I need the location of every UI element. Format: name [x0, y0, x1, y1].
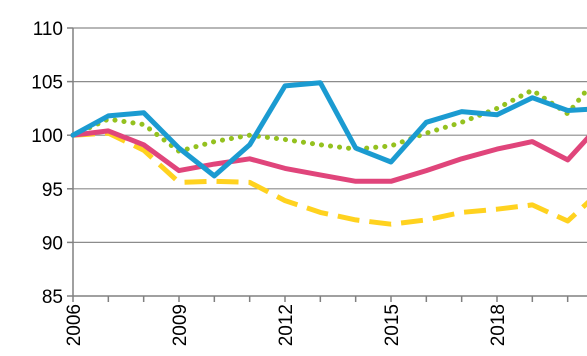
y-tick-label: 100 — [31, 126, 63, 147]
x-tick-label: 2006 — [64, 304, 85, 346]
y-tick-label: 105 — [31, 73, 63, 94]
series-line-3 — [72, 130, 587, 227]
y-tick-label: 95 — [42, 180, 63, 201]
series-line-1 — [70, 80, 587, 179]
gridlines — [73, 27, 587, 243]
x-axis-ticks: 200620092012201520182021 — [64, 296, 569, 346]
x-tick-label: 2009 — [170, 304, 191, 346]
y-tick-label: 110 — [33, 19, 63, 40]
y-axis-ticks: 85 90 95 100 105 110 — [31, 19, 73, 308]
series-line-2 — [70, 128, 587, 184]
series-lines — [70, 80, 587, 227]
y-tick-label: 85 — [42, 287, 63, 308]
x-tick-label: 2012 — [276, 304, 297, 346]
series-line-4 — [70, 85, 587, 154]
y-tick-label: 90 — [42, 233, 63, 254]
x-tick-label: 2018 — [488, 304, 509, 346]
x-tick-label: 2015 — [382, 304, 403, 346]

------------------------------------------------------------

• [EXERCISE] Output the lines of the data exactly, from the line with "y-tick-label: 100 — [31, 126, 63, 147]" through the end of the data.

• [TASK RESULT]
y-tick-label: 100 — [31, 126, 63, 147]
x-tick-label: 2006 — [64, 304, 85, 346]
y-tick-label: 105 — [31, 73, 63, 94]
series-line-3 — [72, 130, 587, 227]
y-tick-label: 95 — [42, 180, 63, 201]
series-line-1 — [70, 80, 587, 179]
gridlines — [73, 27, 587, 243]
x-axis-ticks: 200620092012201520182021 — [64, 296, 569, 346]
x-tick-label: 2009 — [170, 304, 191, 346]
y-tick-label: 110 — [33, 19, 63, 40]
y-axis-ticks: 85 90 95 100 105 110 — [31, 19, 73, 308]
series-line-2 — [70, 128, 587, 184]
series-lines — [70, 80, 587, 227]
y-tick-label: 85 — [42, 287, 63, 308]
x-tick-label: 2012 — [276, 304, 297, 346]
series-line-4 — [70, 85, 587, 154]
y-tick-label: 90 — [42, 233, 63, 254]
x-tick-label: 2018 — [488, 304, 509, 346]
x-tick-label: 2015 — [382, 304, 403, 346]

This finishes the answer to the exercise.